▶ **Instructions to follow**
Filter the records below and copy every line containing the word "structured".

--------------------

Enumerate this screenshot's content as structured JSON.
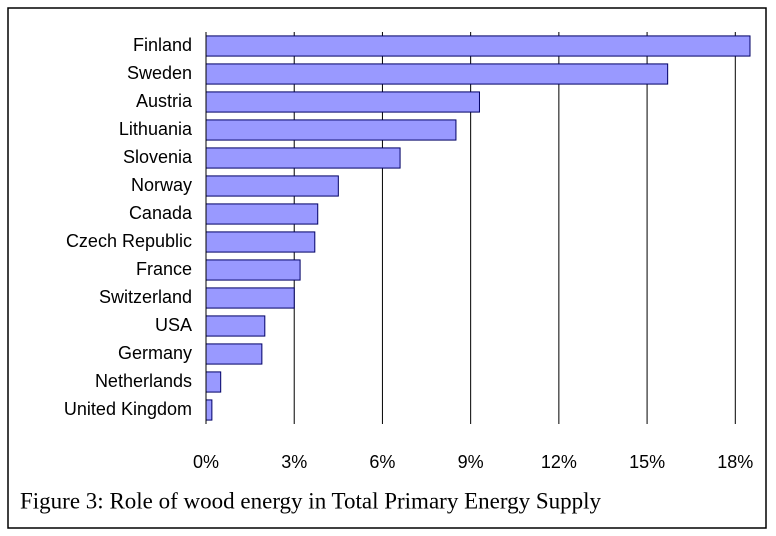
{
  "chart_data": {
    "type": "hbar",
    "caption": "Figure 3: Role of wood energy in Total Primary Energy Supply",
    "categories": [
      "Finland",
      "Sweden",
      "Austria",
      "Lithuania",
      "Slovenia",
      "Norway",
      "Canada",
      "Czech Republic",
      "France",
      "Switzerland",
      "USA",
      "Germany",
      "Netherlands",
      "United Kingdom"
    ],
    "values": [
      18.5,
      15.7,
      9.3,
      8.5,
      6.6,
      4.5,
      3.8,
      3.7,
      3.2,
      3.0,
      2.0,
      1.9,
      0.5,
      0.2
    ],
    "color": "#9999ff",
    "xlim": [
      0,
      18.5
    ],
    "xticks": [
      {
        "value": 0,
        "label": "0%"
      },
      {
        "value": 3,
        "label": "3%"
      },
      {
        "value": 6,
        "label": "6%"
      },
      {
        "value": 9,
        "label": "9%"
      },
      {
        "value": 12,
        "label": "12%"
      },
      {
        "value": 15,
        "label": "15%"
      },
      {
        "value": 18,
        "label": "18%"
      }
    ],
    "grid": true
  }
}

--------------------

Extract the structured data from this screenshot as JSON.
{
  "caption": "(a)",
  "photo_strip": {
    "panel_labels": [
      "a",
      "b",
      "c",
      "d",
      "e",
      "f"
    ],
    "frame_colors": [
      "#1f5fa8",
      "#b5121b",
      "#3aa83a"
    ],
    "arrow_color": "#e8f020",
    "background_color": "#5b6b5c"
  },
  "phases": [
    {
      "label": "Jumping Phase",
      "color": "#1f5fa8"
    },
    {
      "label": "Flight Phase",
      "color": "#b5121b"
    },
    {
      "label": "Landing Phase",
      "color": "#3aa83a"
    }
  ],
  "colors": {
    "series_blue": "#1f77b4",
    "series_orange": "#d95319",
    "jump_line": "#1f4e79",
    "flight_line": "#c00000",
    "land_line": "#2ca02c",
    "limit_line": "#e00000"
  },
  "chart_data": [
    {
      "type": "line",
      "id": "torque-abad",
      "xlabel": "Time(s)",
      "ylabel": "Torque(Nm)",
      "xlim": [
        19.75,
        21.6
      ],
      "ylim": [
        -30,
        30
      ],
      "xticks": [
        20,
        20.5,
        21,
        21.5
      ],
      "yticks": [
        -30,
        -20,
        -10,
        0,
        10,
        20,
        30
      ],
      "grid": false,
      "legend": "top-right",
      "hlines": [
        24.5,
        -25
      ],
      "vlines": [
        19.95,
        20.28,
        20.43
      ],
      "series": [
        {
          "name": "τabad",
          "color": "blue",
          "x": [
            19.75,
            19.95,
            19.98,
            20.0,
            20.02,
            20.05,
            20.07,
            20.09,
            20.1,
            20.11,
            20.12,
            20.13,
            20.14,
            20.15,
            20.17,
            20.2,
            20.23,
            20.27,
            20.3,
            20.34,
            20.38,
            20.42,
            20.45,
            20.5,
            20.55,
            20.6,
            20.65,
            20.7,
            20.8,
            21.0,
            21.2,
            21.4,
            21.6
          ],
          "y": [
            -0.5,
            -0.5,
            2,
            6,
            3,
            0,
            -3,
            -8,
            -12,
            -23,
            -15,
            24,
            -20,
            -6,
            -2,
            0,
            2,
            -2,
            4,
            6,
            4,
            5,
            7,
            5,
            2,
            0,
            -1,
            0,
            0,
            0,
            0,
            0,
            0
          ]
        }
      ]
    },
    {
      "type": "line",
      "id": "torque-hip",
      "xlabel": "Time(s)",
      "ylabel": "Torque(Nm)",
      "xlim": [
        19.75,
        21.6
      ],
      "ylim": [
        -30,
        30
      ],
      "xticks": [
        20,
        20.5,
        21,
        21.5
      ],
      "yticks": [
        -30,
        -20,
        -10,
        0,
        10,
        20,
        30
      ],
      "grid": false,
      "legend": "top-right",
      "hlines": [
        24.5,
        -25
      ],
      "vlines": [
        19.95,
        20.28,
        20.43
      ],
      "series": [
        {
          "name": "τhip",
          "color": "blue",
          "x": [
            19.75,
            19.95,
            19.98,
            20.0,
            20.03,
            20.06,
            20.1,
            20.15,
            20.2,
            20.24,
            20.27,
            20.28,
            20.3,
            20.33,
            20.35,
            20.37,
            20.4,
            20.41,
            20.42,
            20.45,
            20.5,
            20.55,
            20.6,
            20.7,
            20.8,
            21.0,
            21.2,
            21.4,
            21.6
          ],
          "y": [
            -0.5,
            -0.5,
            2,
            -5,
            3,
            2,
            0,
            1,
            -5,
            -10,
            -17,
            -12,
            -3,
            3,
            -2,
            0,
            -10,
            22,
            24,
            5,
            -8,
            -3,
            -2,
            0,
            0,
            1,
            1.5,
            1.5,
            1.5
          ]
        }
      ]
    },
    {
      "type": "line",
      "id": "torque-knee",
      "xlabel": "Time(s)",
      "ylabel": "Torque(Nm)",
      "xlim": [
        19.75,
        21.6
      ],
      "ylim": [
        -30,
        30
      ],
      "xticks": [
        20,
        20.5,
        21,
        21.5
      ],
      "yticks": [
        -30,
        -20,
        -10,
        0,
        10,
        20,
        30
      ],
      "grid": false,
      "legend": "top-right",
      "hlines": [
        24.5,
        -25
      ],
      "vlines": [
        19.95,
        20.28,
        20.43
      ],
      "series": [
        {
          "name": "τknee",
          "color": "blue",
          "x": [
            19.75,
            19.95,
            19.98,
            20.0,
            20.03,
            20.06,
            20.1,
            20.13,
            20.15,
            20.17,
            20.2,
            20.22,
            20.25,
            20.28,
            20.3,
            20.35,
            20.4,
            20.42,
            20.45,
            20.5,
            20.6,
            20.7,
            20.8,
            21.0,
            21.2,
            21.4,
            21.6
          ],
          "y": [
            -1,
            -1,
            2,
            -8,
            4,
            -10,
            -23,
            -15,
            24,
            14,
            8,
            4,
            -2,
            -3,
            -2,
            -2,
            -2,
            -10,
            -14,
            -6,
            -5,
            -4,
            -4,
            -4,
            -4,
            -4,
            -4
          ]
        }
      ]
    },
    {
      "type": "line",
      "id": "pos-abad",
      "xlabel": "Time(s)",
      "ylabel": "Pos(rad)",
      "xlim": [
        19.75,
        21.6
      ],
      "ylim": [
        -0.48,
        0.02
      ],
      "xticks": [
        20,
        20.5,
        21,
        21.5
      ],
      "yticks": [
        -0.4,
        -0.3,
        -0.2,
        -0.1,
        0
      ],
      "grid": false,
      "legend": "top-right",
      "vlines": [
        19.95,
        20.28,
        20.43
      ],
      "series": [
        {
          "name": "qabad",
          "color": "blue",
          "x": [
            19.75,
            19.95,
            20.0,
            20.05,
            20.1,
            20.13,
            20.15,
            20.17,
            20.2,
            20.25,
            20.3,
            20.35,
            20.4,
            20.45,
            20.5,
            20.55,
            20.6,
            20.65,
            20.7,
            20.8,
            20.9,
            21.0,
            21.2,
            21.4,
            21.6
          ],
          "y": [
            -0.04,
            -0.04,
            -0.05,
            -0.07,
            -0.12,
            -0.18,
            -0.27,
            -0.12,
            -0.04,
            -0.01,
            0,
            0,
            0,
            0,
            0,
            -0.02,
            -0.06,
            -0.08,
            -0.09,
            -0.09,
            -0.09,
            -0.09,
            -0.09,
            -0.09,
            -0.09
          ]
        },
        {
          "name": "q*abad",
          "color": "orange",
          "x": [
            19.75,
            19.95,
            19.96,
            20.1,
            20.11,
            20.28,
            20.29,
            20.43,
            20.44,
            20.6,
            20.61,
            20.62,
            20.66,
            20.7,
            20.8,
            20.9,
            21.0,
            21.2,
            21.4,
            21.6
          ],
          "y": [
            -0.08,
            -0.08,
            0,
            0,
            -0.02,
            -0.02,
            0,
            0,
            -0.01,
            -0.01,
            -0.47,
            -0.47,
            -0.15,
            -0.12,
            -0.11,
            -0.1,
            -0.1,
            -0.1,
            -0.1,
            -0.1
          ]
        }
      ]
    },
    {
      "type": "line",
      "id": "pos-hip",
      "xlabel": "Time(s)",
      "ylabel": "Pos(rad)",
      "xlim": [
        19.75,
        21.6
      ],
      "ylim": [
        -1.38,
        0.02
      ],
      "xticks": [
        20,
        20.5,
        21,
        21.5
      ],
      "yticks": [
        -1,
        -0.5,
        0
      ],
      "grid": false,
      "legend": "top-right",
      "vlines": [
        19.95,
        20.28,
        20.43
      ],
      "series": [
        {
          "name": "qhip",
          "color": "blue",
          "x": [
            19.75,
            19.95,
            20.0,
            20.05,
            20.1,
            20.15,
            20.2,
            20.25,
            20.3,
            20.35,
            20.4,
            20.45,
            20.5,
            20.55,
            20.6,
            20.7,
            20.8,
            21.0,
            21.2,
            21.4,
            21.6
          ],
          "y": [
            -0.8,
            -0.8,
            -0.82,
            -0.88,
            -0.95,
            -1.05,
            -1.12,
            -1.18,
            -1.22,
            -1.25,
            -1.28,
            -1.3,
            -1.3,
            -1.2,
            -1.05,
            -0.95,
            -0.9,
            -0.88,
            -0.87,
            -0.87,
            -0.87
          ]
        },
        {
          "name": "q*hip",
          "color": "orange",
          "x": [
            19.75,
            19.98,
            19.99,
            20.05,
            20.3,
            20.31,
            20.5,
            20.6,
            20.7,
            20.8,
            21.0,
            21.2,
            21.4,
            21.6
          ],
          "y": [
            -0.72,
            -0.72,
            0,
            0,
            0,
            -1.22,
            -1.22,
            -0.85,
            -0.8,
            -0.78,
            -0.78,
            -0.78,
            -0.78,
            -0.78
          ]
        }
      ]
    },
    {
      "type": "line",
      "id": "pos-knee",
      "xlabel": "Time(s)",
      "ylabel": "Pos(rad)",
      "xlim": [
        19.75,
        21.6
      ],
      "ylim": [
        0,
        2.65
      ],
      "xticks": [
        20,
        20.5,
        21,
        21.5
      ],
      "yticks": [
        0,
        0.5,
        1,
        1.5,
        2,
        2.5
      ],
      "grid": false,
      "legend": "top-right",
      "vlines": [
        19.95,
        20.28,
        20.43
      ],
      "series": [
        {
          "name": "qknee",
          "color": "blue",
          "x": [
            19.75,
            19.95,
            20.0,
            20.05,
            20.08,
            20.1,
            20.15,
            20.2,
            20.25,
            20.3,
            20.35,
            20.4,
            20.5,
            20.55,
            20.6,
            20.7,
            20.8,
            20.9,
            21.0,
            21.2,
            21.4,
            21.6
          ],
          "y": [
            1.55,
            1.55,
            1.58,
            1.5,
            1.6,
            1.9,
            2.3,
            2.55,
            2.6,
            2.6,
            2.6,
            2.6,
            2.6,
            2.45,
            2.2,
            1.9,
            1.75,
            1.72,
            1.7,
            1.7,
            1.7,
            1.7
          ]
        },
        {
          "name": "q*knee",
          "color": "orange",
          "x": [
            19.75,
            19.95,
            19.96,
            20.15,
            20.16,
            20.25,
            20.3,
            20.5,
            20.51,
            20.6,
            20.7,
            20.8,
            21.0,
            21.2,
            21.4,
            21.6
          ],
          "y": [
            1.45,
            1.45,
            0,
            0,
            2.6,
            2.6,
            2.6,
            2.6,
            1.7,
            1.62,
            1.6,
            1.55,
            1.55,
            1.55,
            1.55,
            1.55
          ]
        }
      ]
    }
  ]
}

--------------------

▶ **Problem solution**
Enumerate this screenshot's content as structured JSON.
Extract the structured data from this screenshot as JSON.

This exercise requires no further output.